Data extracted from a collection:

********

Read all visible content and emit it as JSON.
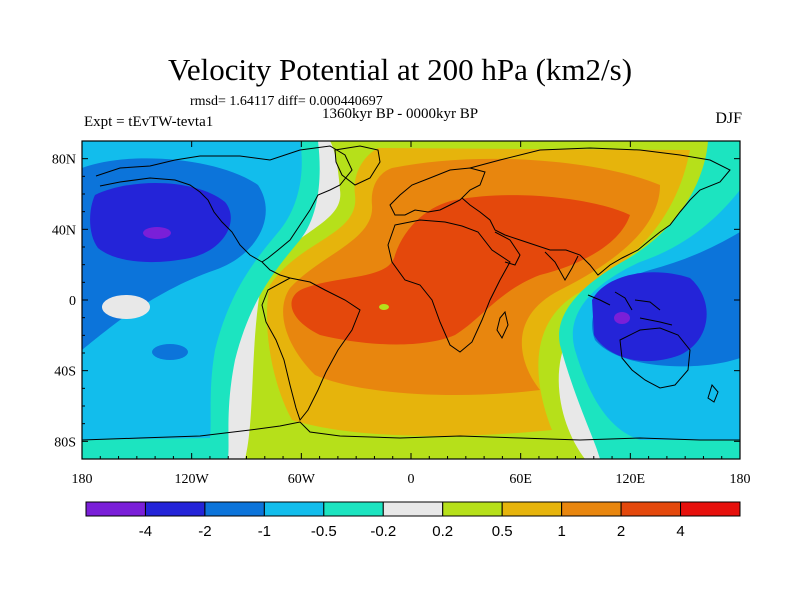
{
  "title": "Velocity Potential at 200 hPa (km2/s)",
  "stats": "rmsd= 1.64117 diff= 0.000440697",
  "period": "1360kyr BP - 0000kyr BP",
  "experiment": "Expt = tEvTW-tevta1",
  "season": "DJF",
  "map": {
    "lon_range": [
      -180,
      180
    ],
    "lat_range": [
      -90,
      90
    ],
    "lon_tick_values": [
      -180,
      -120,
      -60,
      0,
      60,
      120,
      180
    ],
    "lon_tick_labels": [
      "180",
      "120W",
      "60W",
      "0",
      "60E",
      "120E",
      "180"
    ],
    "lat_tick_values": [
      80,
      40,
      0,
      -40,
      -80
    ],
    "lat_tick_labels": [
      "80N",
      "40N",
      "0",
      "40S",
      "80S"
    ],
    "background_color": "#E8E8E8",
    "coastline_color": "#000000"
  },
  "colorbar": {
    "colors": [
      "#7A1FD8",
      "#2424D8",
      "#0C74DA",
      "#12BDEC",
      "#1CE4C0",
      "#E8E8E8",
      "#B6E01A",
      "#E6B40C",
      "#E8860E",
      "#E4480C",
      "#E6100C"
    ],
    "labels": [
      "-4",
      "-2",
      "-1",
      "-0.5",
      "-0.2",
      "0.2",
      "0.5",
      "1",
      "2",
      "4"
    ]
  },
  "field_centers": [
    {
      "lon": -160,
      "lat": 35,
      "value": -4.2
    },
    {
      "lon": 115,
      "lat": -15,
      "value": -4.2
    },
    {
      "lon": -40,
      "lat": -18,
      "value": 3.0
    },
    {
      "lon": 30,
      "lat": 18,
      "value": 3.0
    }
  ]
}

********

▸ WORK TO BE COMPLETED
Print all the records again exactly; do not include any picture.

▸ SOLVED PROBLEM
Read all visible content and emit it as JSON.
{
  "title": "Velocity Potential at 200 hPa (km2/s)",
  "stats": "rmsd= 1.64117 diff= 0.000440697",
  "period": "1360kyr BP - 0000kyr BP",
  "experiment": "Expt = tEvTW-tevta1",
  "season": "DJF",
  "map": {
    "lon_range": [
      -180,
      180
    ],
    "lat_range": [
      -90,
      90
    ],
    "lon_tick_values": [
      -180,
      -120,
      -60,
      0,
      60,
      120,
      180
    ],
    "lon_tick_labels": [
      "180",
      "120W",
      "60W",
      "0",
      "60E",
      "120E",
      "180"
    ],
    "lat_tick_values": [
      80,
      40,
      0,
      -40,
      -80
    ],
    "lat_tick_labels": [
      "80N",
      "40N",
      "0",
      "40S",
      "80S"
    ],
    "background_color": "#E8E8E8",
    "coastline_color": "#000000"
  },
  "colorbar": {
    "colors": [
      "#7A1FD8",
      "#2424D8",
      "#0C74DA",
      "#12BDEC",
      "#1CE4C0",
      "#E8E8E8",
      "#B6E01A",
      "#E6B40C",
      "#E8860E",
      "#E4480C",
      "#E6100C"
    ],
    "labels": [
      "-4",
      "-2",
      "-1",
      "-0.5",
      "-0.2",
      "0.2",
      "0.5",
      "1",
      "2",
      "4"
    ]
  },
  "field_centers": [
    {
      "lon": -160,
      "lat": 35,
      "value": -4.2
    },
    {
      "lon": 115,
      "lat": -15,
      "value": -4.2
    },
    {
      "lon": -40,
      "lat": -18,
      "value": 3.0
    },
    {
      "lon": 30,
      "lat": 18,
      "value": 3.0
    }
  ]
}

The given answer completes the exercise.